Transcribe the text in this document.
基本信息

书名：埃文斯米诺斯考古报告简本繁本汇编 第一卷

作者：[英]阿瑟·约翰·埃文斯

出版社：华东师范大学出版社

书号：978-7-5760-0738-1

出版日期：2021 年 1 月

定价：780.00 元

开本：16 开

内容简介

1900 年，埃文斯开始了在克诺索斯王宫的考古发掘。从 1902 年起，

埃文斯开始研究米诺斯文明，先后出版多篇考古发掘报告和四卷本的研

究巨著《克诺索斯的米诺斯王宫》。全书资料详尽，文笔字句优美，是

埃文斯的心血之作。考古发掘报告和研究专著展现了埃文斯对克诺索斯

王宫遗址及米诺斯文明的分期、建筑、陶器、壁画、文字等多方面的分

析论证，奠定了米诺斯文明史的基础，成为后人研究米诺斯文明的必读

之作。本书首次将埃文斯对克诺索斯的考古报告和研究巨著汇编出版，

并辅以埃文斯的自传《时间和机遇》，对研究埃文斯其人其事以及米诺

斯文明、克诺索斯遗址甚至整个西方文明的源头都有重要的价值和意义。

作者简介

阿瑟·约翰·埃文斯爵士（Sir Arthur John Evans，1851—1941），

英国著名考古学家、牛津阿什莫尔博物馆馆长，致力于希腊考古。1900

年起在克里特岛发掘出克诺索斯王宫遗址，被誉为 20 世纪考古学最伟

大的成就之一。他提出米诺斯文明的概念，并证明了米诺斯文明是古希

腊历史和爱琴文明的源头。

- TASK DESCRIPTION
From the preceding material, extract every line exactly.

- SOLUTION TO THIS EXERCISE
Transcribe the text in this document.
基本信息

书名：埃文斯米诺斯考古报告简本繁本汇编 第一卷

作者：[英]阿瑟·约翰·埃文斯

出版社：华东师范大学出版社

书号：978-7-5760-0738-1

出版日期：2021 年 1 月

定价：780.00 元

开本：16 开

内容简介

1900 年，埃文斯开始了在克诺索斯王宫的考古发掘。从 1902 年起，

埃文斯开始研究米诺斯文明，先后出版多篇考古发掘报告和四卷本的研

究巨著《克诺索斯的米诺斯王宫》。全书资料详尽，文笔字句优美，是

埃文斯的心血之作。考古发掘报告和研究专著展现了埃文斯对克诺索斯

王宫遗址及米诺斯文明的分期、建筑、陶器、壁画、文字等多方面的分

析论证，奠定了米诺斯文明史的基础，成为后人研究米诺斯文明的必读

之作。本书首次将埃文斯对克诺索斯的考古报告和研究巨著汇编出版，

并辅以埃文斯的自传《时间和机遇》，对研究埃文斯其人其事以及米诺

斯文明、克诺索斯遗址甚至整个西方文明的源头都有重要的价值和意义。

作者简介

阿瑟·约翰·埃文斯爵士（Sir Arthur John Evans，1851—1941），

英国著名考古学家、牛津阿什莫尔博物馆馆长，致力于希腊考古。1900

年起在克里特岛发掘出克诺索斯王宫遗址，被誉为 20 世纪考古学最伟

大的成就之一。他提出米诺斯文明的概念，并证明了米诺斯文明是古希

腊历史和爱琴文明的源头。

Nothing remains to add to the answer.